DOCUMENT EXCERPT:
begin
By Erica McNamee, Science writer at NASA’s Goddard Space Flight Center

Fernanda Henderikx-Freitas: Scanning the Hawaiian Seas

Fernanda Henderikx-Freitas, assistant professor at University of Hawaii, is the lead principal investigator of the PACE validation team called the Hawaii Ocean Time-series program for validation of the PACE Mission in oligotrophic waters (HOT-PACE). The group is one of many in a campaign set out to gather data around the world to check the accuracy of information from NASA’s PACE (Plankton, Aerosol, Cloud, ocean Ecosystem) satellite up in orbit. She and her team recently took to the seas for the first segment of a three-year campaign to study the phytoplankton in the ocean surrounding Hawaii.

Where did you go for your field campaign and why did you choose that location?
end
SHORT TASK 1: In the PACE profile excerpt, what position does Fernanda Henderikx-Freitas hold at University of Hawaii?
SHORT TASK 2: Which words does the acronym PACE stand for, according to the PACE profile excerpt?
SHORT TASK 3: Echo the PACE profile excerpt word for word, starting with "Fernanda Henderikx-Freitas, assistant" and going on through "choose that location?".
The material plays no part in what you're asked to do here.

DATASET EXTRACT:
begin
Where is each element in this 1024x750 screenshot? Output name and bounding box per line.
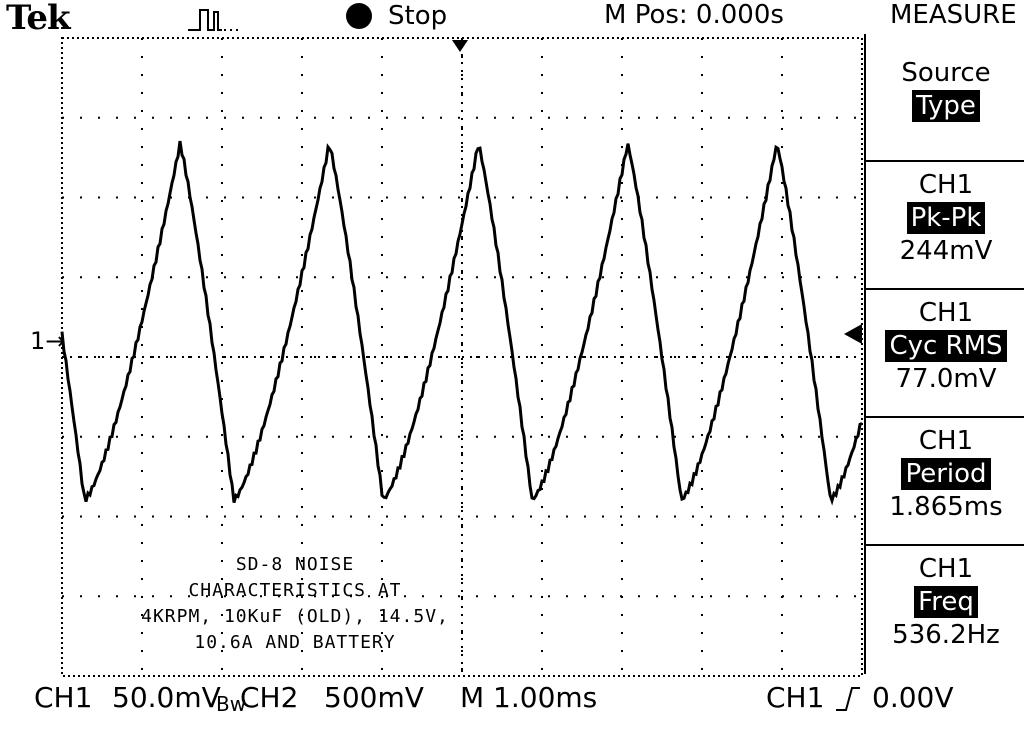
end
CORRECT OUTPUT 1: Assistant professor.

CORRECT OUTPUT 2: Plankton, Aerosol, Cloud, ocean Ecosystem

CORRECT OUTPUT 3:
Fernanda Henderikx-Freitas, assistant professor at University of Hawaii, is the lead principal investigator of the PACE validation team called the Hawaii Ocean Time-series program for validation of the PACE Mission in oligotrophic waters (HOT-PACE). The group is one of many in a campaign set out to gather data around the world to check the accuracy of information from NASA’s PACE (Plankton, Aerosol, Cloud, ocean Ecosystem) satellite up in orbit. She and her team recently took to the seas for the first segment of a three-year campaign to study the phytoplankton in the ocean surrounding Hawaii.

Where did you go for your field campaign and why did you choose that location?